━━ Dataset rows
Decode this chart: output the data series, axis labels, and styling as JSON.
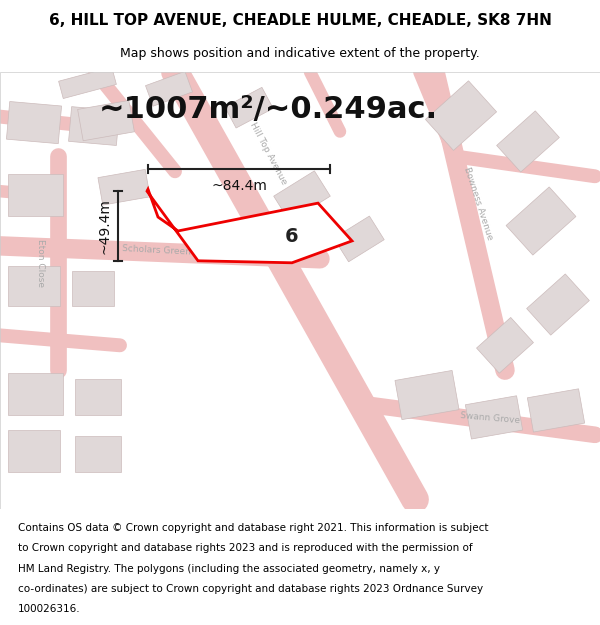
{
  "title": "6, HILL TOP AVENUE, CHEADLE HULME, CHEADLE, SK8 7HN",
  "subtitle": "Map shows position and indicative extent of the property.",
  "area_text": "~1007m²/~0.249ac.",
  "width_text": "~84.4m",
  "height_text": "~49.4m",
  "property_number": "6",
  "footer_lines": [
    "Contains OS data © Crown copyright and database right 2021. This information is subject",
    "to Crown copyright and database rights 2023 and is reproduced with the permission of",
    "HM Land Registry. The polygons (including the associated geometry, namely x, y",
    "co-ordinates) are subject to Crown copyright and database rights 2023 Ordnance Survey",
    "100026316."
  ],
  "bg_color": "#ffffff",
  "map_bg_color": "#f8f4f4",
  "road_color": "#f0c0c0",
  "building_color": "#e0d8d8",
  "building_outline": "#ccbbbb",
  "property_fill": "#ffffff",
  "property_outline": "#ee0000",
  "dim_line_color": "#222222",
  "street_label_color": "#aaaaaa",
  "title_fontsize": 11,
  "subtitle_fontsize": 9,
  "area_fontsize": 22,
  "dim_fontsize": 10,
  "label_fontsize": 14,
  "footer_fontsize": 7.5,
  "street_fontsize": 6.5
}
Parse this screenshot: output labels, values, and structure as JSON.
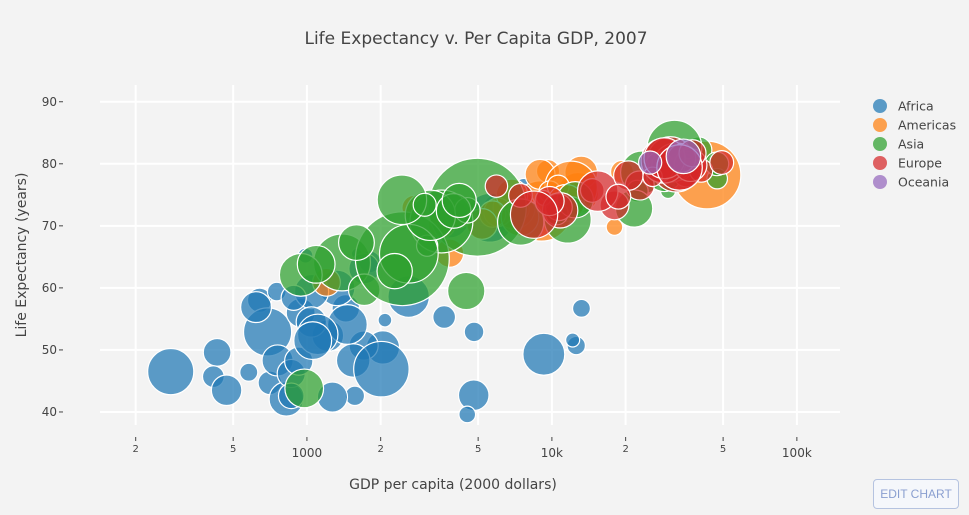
{
  "chart_data": {
    "type": "scatter",
    "title": "Life Expectancy v. Per Capita GDP, 2007",
    "xlabel": "GDP per capita (2000 dollars)",
    "ylabel": "Life Expectancy (years)",
    "x_scale": "log",
    "xlim": [
      143,
      150000
    ],
    "ylim": [
      37.9,
      92.7
    ],
    "x_ticks": [
      {
        "value": 200,
        "label": "2",
        "minor": true
      },
      {
        "value": 500,
        "label": "5",
        "minor": true
      },
      {
        "value": 1000,
        "label": "1000",
        "minor": false
      },
      {
        "value": 2000,
        "label": "2",
        "minor": true
      },
      {
        "value": 5000,
        "label": "5",
        "minor": true
      },
      {
        "value": 10000,
        "label": "10k",
        "minor": false
      },
      {
        "value": 20000,
        "label": "2",
        "minor": true
      },
      {
        "value": 50000,
        "label": "5",
        "minor": true
      },
      {
        "value": 100000,
        "label": "100k",
        "minor": false
      }
    ],
    "y_ticks": [
      40,
      50,
      60,
      70,
      80,
      90
    ],
    "grid": true,
    "legend_position": "top-right",
    "marker_size_encodes": "population (millions)",
    "series": [
      {
        "name": "Africa",
        "color": "#1f77b4",
        "points": [
          [
            6223,
            72.3,
            33.3
          ],
          [
            4797,
            42.7,
            12.4
          ],
          [
            1441,
            56.7,
            8.1
          ],
          [
            12570,
            50.7,
            1.6
          ],
          [
            1217,
            52.3,
            14.3
          ],
          [
            430,
            49.6,
            8.4
          ],
          [
            2042,
            50.4,
            17.7
          ],
          [
            706,
            44.7,
            4.4
          ],
          [
            1704,
            50.7,
            10.2
          ],
          [
            986,
            65.2,
            0.7
          ],
          [
            278,
            46.5,
            64.6
          ],
          [
            3633,
            55.3,
            3.8
          ],
          [
            1545,
            48.3,
            18.0
          ],
          [
            2082,
            54.8,
            0.5
          ],
          [
            5581,
            71.3,
            80.3
          ],
          [
            12154,
            51.6,
            0.55
          ],
          [
            641,
            58.0,
            4.9
          ],
          [
            691,
            52.9,
            76.5
          ],
          [
            13206,
            56.7,
            1.45
          ],
          [
            753,
            59.4,
            1.7
          ],
          [
            1328,
            60.0,
            22.9
          ],
          [
            943,
            56.0,
            9.9
          ],
          [
            579,
            46.4,
            1.5
          ],
          [
            1463,
            54.1,
            35.6
          ],
          [
            1569,
            42.6,
            2.0
          ],
          [
            415,
            45.7,
            3.2
          ],
          [
            12057,
            74.0,
            6.0
          ],
          [
            1045,
            59.4,
            19.2
          ],
          [
            759,
            48.3,
            13.3
          ],
          [
            1042,
            54.5,
            12.0
          ],
          [
            1803,
            64.2,
            3.3
          ],
          [
            10957,
            72.8,
            1.25
          ],
          [
            3820,
            71.2,
            33.8
          ],
          [
            824,
            42.1,
            20.0
          ],
          [
            4811,
            52.9,
            2.1
          ],
          [
            620,
            56.9,
            12.9
          ],
          [
            2014,
            46.9,
            135
          ],
          [
            7670,
            76.4,
            0.8
          ],
          [
            863,
            46.2,
            8.9
          ],
          [
            1598,
            65.5,
            0.2
          ],
          [
            1712,
            63.1,
            12.3
          ],
          [
            863,
            42.6,
            6.1
          ],
          [
            926,
            48.2,
            9.1
          ],
          [
            9270,
            49.3,
            44.0
          ],
          [
            2602,
            58.6,
            42.3
          ],
          [
            4513,
            39.6,
            1.1
          ],
          [
            1107,
            52.5,
            38.1
          ],
          [
            883,
            58.4,
            5.7
          ],
          [
            7093,
            73.9,
            10.3
          ],
          [
            1056,
            51.5,
            29.2
          ],
          [
            1271,
            42.4,
            11.7
          ],
          [
            470,
            43.5,
            12.3
          ]
        ]
      },
      {
        "name": "Americas",
        "color": "#ff7f0e",
        "points": [
          [
            12779,
            75.3,
            40.3
          ],
          [
            3822,
            65.6,
            9.1
          ],
          [
            9066,
            72.4,
            190
          ],
          [
            36319,
            80.7,
            33.4
          ],
          [
            13172,
            78.6,
            16.3
          ],
          [
            7007,
            72.9,
            44.2
          ],
          [
            9645,
            78.8,
            4.1
          ],
          [
            8948,
            78.3,
            11.4
          ],
          [
            6025,
            72.2,
            9.3
          ],
          [
            6873,
            75.0,
            13.8
          ],
          [
            5728,
            71.9,
            6.9
          ],
          [
            5186,
            70.3,
            12.6
          ],
          [
            1202,
            60.9,
            8.5
          ],
          [
            3548,
            70.2,
            7.5
          ],
          [
            7321,
            72.6,
            2.8
          ],
          [
            11978,
            76.2,
            108.7
          ],
          [
            2749,
            72.9,
            5.7
          ],
          [
            9809,
            75.5,
            3.2
          ],
          [
            4173,
            71.8,
            6.7
          ],
          [
            7409,
            71.4,
            28.7
          ],
          [
            19329,
            78.7,
            3.9
          ],
          [
            18009,
            69.8,
            1.06
          ],
          [
            42952,
            78.2,
            301
          ],
          [
            10611,
            76.4,
            3.4
          ],
          [
            11416,
            73.7,
            26.1
          ]
        ]
      },
      {
        "name": "Asia",
        "color": "#2ca02c",
        "points": [
          [
            975,
            43.8,
            31.9
          ],
          [
            29796,
            75.6,
            0.7
          ],
          [
            1391,
            64.1,
            150
          ],
          [
            1714,
            59.7,
            14.1
          ],
          [
            4959,
            73.0,
            1318
          ],
          [
            39725,
            82.2,
            6.98
          ],
          [
            2452,
            64.7,
            1110
          ],
          [
            3541,
            70.7,
            223
          ],
          [
            11606,
            71.0,
            69.5
          ],
          [
            4471,
            59.5,
            27.5
          ],
          [
            25523,
            80.7,
            6.4
          ],
          [
            31656,
            82.6,
            127.5
          ],
          [
            4519,
            72.5,
            6.05
          ],
          [
            1593,
            67.3,
            23.3
          ],
          [
            23348,
            78.6,
            49.0
          ],
          [
            47307,
            77.6,
            2.5
          ],
          [
            10461,
            72.0,
            3.9
          ],
          [
            12452,
            74.2,
            24.8
          ],
          [
            3096,
            66.8,
            2.9
          ],
          [
            944,
            62.1,
            47.8
          ],
          [
            1091,
            63.8,
            28.9
          ],
          [
            22316,
            75.6,
            3.2
          ],
          [
            2606,
            65.5,
            169
          ],
          [
            3190,
            71.7,
            91.1
          ],
          [
            21655,
            72.8,
            27.6
          ],
          [
            47143,
            80.0,
            4.55
          ],
          [
            3970,
            72.4,
            20.4
          ],
          [
            4185,
            74.1,
            19.3
          ],
          [
            28718,
            78.4,
            23.2
          ],
          [
            7458,
            70.6,
            65.1
          ],
          [
            2442,
            74.2,
            85.3
          ],
          [
            3025,
            73.4,
            4.0
          ],
          [
            2281,
            62.7,
            22.2
          ]
        ]
      },
      {
        "name": "Europe",
        "color": "#d62728",
        "points": [
          [
            5937,
            76.4,
            3.6
          ],
          [
            36126,
            79.8,
            8.2
          ],
          [
            33693,
            79.4,
            10.4
          ],
          [
            7446,
            74.9,
            4.55
          ],
          [
            10681,
            73.0,
            7.3
          ],
          [
            14619,
            75.7,
            4.5
          ],
          [
            22833,
            76.5,
            10.2
          ],
          [
            35278,
            78.3,
            5.5
          ],
          [
            33207,
            79.3,
            5.2
          ],
          [
            30470,
            80.7,
            61.1
          ],
          [
            32170,
            79.4,
            82.4
          ],
          [
            27538,
            79.5,
            10.7
          ],
          [
            18009,
            73.3,
            9.96
          ],
          [
            36181,
            81.8,
            0.3
          ],
          [
            40676,
            78.9,
            4.1
          ],
          [
            28570,
            80.5,
            58.1
          ],
          [
            9254,
            74.5,
            0.68
          ],
          [
            36798,
            79.8,
            16.6
          ],
          [
            49357,
            80.2,
            4.6
          ],
          [
            15390,
            75.6,
            38.5
          ],
          [
            20510,
            78.1,
            10.6
          ],
          [
            10808,
            72.5,
            22.3
          ],
          [
            9787,
            74.0,
            10.2
          ],
          [
            18678,
            74.7,
            5.4
          ],
          [
            25768,
            77.9,
            2.0
          ],
          [
            28821,
            80.9,
            40.4
          ],
          [
            33860,
            80.9,
            9.0
          ],
          [
            37506,
            81.7,
            7.55
          ],
          [
            8458,
            71.8,
            71.2
          ],
          [
            33203,
            79.4,
            60.8
          ]
        ]
      },
      {
        "name": "Oceania",
        "color": "#9467bd",
        "points": [
          [
            34435,
            81.2,
            20.4
          ],
          [
            25185,
            80.2,
            4.1
          ]
        ]
      }
    ]
  },
  "toolbar": {
    "edit_label": "EDIT CHART"
  }
}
━━━━
• [Work required]:
Look through the entries above. Extract each line with the word "database".

• [Solution to this exercise]:
    "Contains OS data © Crown copyright and database right 2021. This information is subject",
    "to Crown copyright and database rights 2023 and is reproduced with the permission of",
    "co-ordinates) are subject to Crown copyright and database rights 2023 Ordnance Survey",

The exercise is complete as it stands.